Records from a data source
============================================================

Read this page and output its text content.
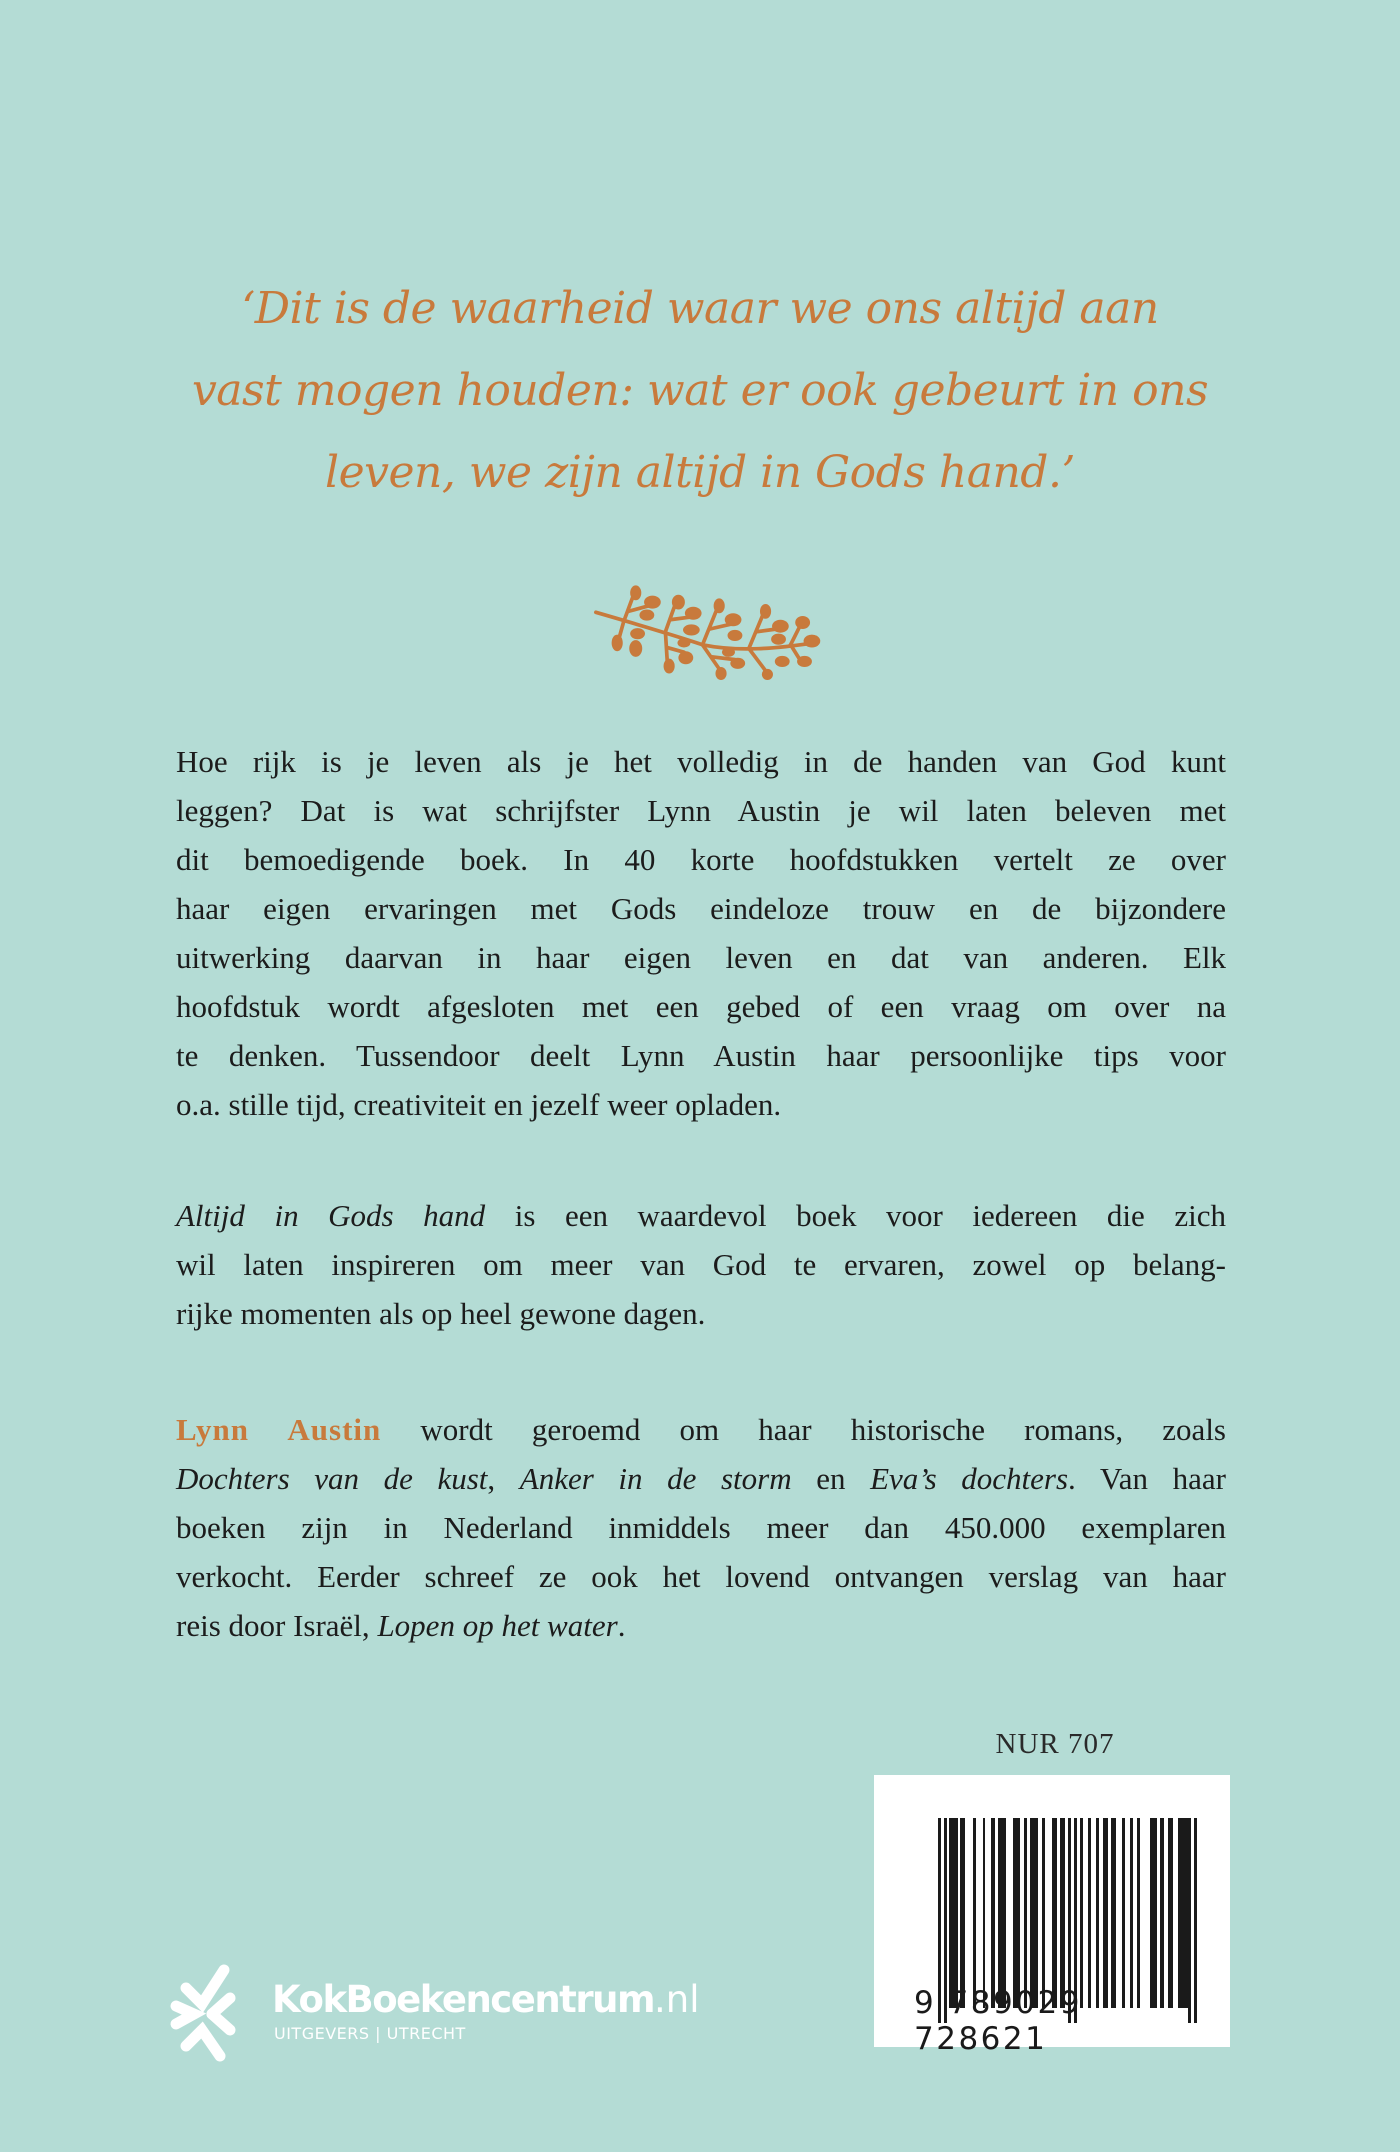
‘Dit is de waarheid waar we ons altijd aan
vast mogen houden: wat er ook gebeurt in ons
leven, we zijn altijd in Gods hand.’
Hoe rijk is je leven als je het volledig in de handen van God kunt
leggen? Dat is wat schrijfster Lynn Austin je wil laten beleven met
dit bemoedigende boek. In 40 korte hoofdstukken vertelt ze over
haar eigen ervaringen met Gods eindeloze trouw en de bijzondere
uitwerking daarvan in haar eigen leven en dat van anderen. Elk
hoofdstuk wordt afgesloten met een gebed of een vraag om over na
te denken. Tussendoor deelt Lynn Austin haar persoonlijke tips voor
o.a. stille tijd, creativiteit en jezelf weer opladen.
Altijd in Gods hand is een waardevol boek voor iedereen die zich
wil laten inspireren om meer van God te ervaren, zowel op belang-
rijke momenten als op heel gewone dagen.
Lynn Austin wordt geroemd om haar historische romans, zoals
Dochters van de kust, Anker in de storm en Eva’s dochters. Van haar
boeken zijn in Nederland inmiddels meer dan 450.000 exemplaren
verkocht. Eerder schreef ze ook het lovend ontvangen verslag van haar
reis door Israël, Lopen op het water.
NUR 707
9 789029 728621
KokBoekencentrum.nl
UITGEVERS | UTRECHT
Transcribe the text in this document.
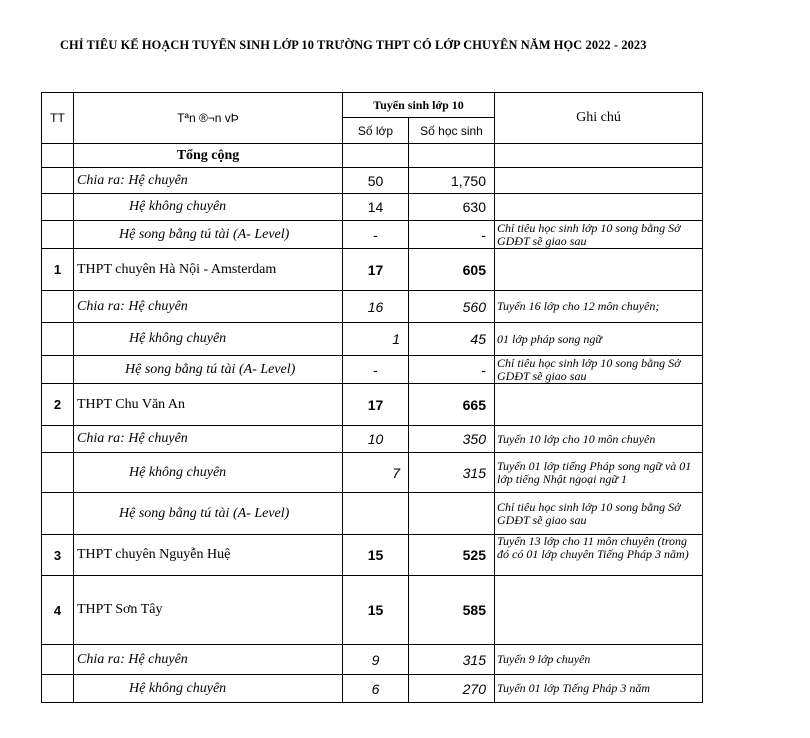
CHỈ TIÊU KẾ HOẠCH TUYỂN SINH LỚP 10 TRƯỜNG THPT CÓ LỚP CHUYÊN NĂM HỌC 2022 - 2023
TT	Tªn ®¬n vÞ	Tuyển sinh lớp 10		Ghi chú
		Số lớp	Số học sinh	
	Tổng cộng			
	Chia ra: Hệ chuyên	50	1,750	
	Hệ không chuyên	14	630	
	Hệ song bằng tú tài (A- Level)	-	-	Chỉ tiêu học sinh lớp 10 song bằng Sở GDĐT sẽ giao sau
1	THPT chuyên Hà Nội - Amsterdam	17	605	
	Chia ra: Hệ chuyên	16	560	Tuyển 16 lớp cho 12 môn chuyên;
	Hệ không chuyên	1	45	01 lớp pháp song ngữ
	Hệ song bằng tú tài (A- Level)	-	-	Chỉ tiêu học sinh lớp 10 song bằng Sở GDĐT sẽ giao sau
2	THPT Chu Văn An	17	665	
	Chia ra: Hệ chuyên	10	350	Tuyển 10 lớp cho 10 môn chuyên
	Hệ không chuyên	7	315	Tuyển 01 lớp tiếng Pháp song ngữ và 01 lớp tiếng Nhật ngoại ngữ 1
	Hệ song bằng tú tài (A- Level)			Chỉ tiêu học sinh lớp 10 song bằng Sở GDĐT sẽ giao sau
3	THPT chuyên Nguyễn Huệ	15	525	Tuyển 13 lớp cho 11 môn chuyên (trong đó có 01 lớp chuyên Tiếng Pháp 3 năm)

4	THPT Sơn Tây	15	585	
	Chia ra: Hệ chuyên	9	315	Tuyển 9 lớp chuyên
	Hệ không chuyên	6	270	Tuyển 01 lớp Tiếng Pháp 3 năm
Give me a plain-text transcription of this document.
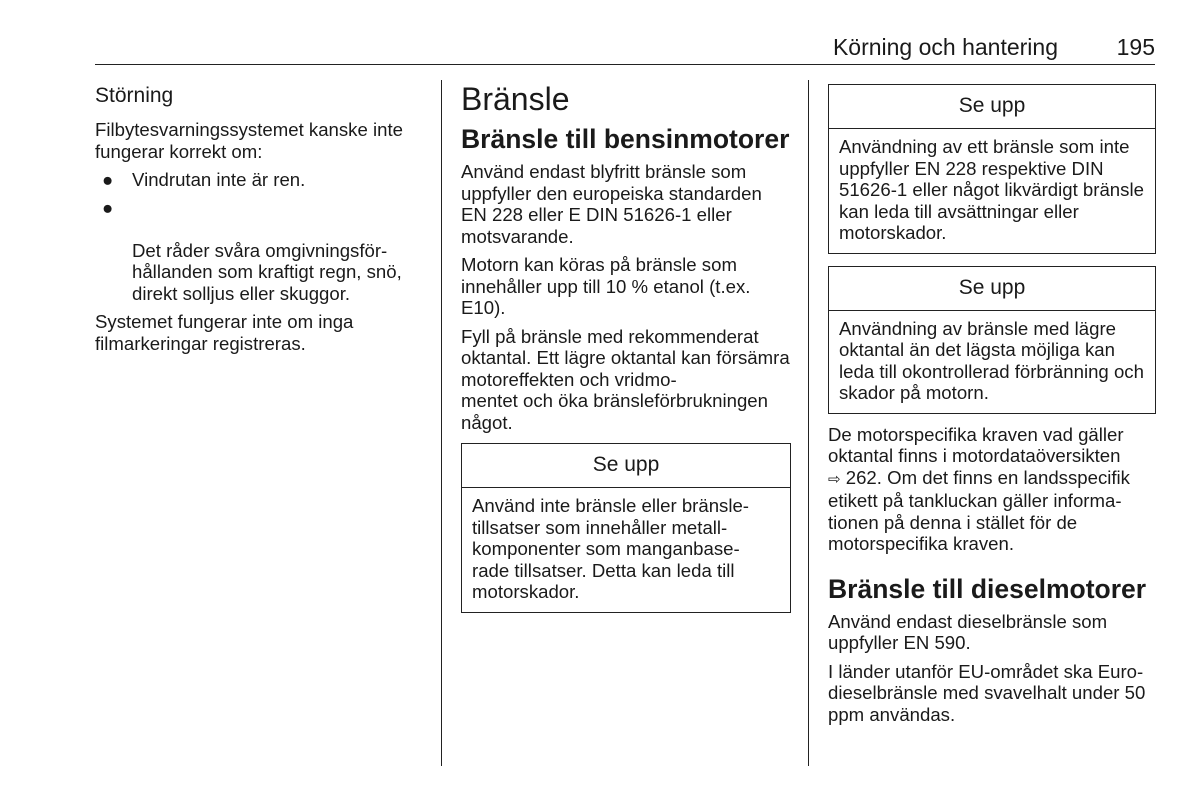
Körning och hantering	195
Störning

Filbytesvarningssystemet kanske inte fungerar korrekt om:

● Vindrutan inte är ren.

●

Det råder svåra omgivningsför-
hållanden som kraftigt regn, snö, direkt solljus eller skuggor.

Systemet fungerar inte om inga filmarkeringar registreras.

Bränsle
Bränsle till bensinmotorer

Använd endast blyfritt bränsle som uppfyller den europeiska standarden EN 228 eller E DIN 51626-1 eller motsvarande.

Motorn kan köras på bränsle som innehåller upp till 10 % etanol (t.ex. E10).

Fyll på bränsle med rekommenderat oktantal. Ett lägre oktantal kan försämra motoreffekten och vridmo-
mentet och öka bränsleförbrukningen något.

Se upp
Använd inte bränsle eller bränsle-
tillsatser som innehåller metall-
komponenter som manganbase-
rade tillsatser. Detta kan leda till motorskador.
Se upp
Användning av ett bränsle som inte uppfyller EN 228 respektive DIN 51626-1 eller något likvärdigt bränsle kan leda till avsättningar eller motorskador.
Se upp
Användning av bränsle med lägre oktantal än det lägsta möjliga kan leda till okontrollerad förbränning och skador på motorn.

De motorspecifika kraven vad gäller oktantal finns i motordataöversikten
⇨ 262. Om det finns en landsspecifik etikett på tankluckan gäller informa-
tionen på denna i stället för de motorspecifika kraven.

Bränsle till dieselmotorer

Använd endast dieselbränsle som uppfyller EN 590.

I länder utanför EU-området ska Euro-dieselbränsle med svavelhalt under 50 ppm användas.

============================================================

→ **Problem statement**
Pick out the lines containing the string "zijn".

→ **Final result**
leven, we zijn altijd in Gods hand.’
boeken zijn in Nederland inmiddels meer dan 450.000 exemplaren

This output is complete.